* _THE TASK_
Without omitting anything, return the records precisely as given.

* _SUPPLIED DATA_
========================================================================

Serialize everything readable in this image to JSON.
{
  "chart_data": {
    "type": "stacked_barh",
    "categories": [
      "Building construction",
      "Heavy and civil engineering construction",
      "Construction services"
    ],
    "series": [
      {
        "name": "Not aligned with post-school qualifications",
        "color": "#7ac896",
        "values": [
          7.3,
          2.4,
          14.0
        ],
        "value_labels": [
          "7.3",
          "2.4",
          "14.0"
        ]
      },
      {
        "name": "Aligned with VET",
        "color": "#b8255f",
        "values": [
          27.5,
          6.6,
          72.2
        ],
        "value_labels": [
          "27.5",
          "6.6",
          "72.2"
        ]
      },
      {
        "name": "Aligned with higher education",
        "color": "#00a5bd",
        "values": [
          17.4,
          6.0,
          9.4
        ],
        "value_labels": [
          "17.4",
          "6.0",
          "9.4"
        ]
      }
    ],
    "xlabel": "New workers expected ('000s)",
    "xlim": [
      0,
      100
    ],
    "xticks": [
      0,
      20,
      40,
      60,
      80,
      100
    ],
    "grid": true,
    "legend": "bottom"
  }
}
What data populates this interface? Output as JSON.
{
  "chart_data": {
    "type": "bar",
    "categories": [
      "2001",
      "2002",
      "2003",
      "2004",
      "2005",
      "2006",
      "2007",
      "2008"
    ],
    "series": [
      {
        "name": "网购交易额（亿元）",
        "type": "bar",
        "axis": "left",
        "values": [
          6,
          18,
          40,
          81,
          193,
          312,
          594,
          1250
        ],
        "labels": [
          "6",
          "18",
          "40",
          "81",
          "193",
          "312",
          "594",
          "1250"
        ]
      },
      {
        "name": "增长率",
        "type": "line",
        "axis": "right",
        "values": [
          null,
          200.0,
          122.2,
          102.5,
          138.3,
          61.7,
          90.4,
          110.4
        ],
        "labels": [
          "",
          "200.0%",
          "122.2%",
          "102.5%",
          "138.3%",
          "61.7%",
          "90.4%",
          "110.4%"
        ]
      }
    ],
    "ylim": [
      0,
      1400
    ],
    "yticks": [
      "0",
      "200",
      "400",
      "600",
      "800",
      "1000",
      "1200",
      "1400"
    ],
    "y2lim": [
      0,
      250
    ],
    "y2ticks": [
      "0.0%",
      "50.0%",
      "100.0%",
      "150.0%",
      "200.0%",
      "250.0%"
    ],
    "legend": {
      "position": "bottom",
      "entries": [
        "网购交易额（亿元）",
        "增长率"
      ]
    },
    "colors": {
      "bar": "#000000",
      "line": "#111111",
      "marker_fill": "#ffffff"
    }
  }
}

========================================================================

* _REPLY_
Serialize everything readable in this image to JSON.
{
  "chart_data": {
    "type": "stacked_barh",
    "categories": [
      "Building construction",
      "Heavy and civil engineering construction",
      "Construction services"
    ],
    "series": [
      {
        "name": "Not aligned with post-school qualifications",
        "color": "#7ac896",
        "values": [
          7.3,
          2.4,
          14.0
        ],
        "value_labels": [
          "7.3",
          "2.4",
          "14.0"
        ]
      },
      {
        "name": "Aligned with VET",
        "color": "#b8255f",
        "values": [
          27.5,
          6.6,
          72.2
        ],
        "value_labels": [
          "27.5",
          "6.6",
          "72.2"
        ]
      },
      {
        "name": "Aligned with higher education",
        "color": "#00a5bd",
        "values": [
          17.4,
          6.0,
          9.4
        ],
        "value_labels": [
          "17.4",
          "6.0",
          "9.4"
        ]
      }
    ],
    "xlabel": "New workers expected ('000s)",
    "xlim": [
      0,
      100
    ],
    "xticks": [
      0,
      20,
      40,
      60,
      80,
      100
    ],
    "grid": true,
    "legend": "bottom"
  }
}
What data populates this interface? Output as JSON.
{
  "chart_data": {
    "type": "bar",
    "categories": [
      "2001",
      "2002",
      "2003",
      "2004",
      "2005",
      "2006",
      "2007",
      "2008"
    ],
    "series": [
      {
        "name": "网购交易额（亿元）",
        "type": "bar",
        "axis": "left",
        "values": [
          6,
          18,
          40,
          81,
          193,
          312,
          594,
          1250
        ],
        "labels": [
          "6",
          "18",
          "40",
          "81",
          "193",
          "312",
          "594",
          "1250"
        ]
      },
      {
        "name": "增长率",
        "type": "line",
        "axis": "right",
        "values": [
          null,
          200.0,
          122.2,
          102.5,
          138.3,
          61.7,
          90.4,
          110.4
        ],
        "labels": [
          "",
          "200.0%",
          "122.2%",
          "102.5%",
          "138.3%",
          "61.7%",
          "90.4%",
          "110.4%"
        ]
      }
    ],
    "ylim": [
      0,
      1400
    ],
    "yticks": [
      "0",
      "200",
      "400",
      "600",
      "800",
      "1000",
      "1200",
      "1400"
    ],
    "y2lim": [
      0,
      250
    ],
    "y2ticks": [
      "0.0%",
      "50.0%",
      "100.0%",
      "150.0%",
      "200.0%",
      "250.0%"
    ],
    "legend": {
      "position": "bottom",
      "entries": [
        "网购交易额（亿元）",
        "增长率"
      ]
    },
    "colors": {
      "bar": "#000000",
      "line": "#111111",
      "marker_fill": "#ffffff"
    }
  }
}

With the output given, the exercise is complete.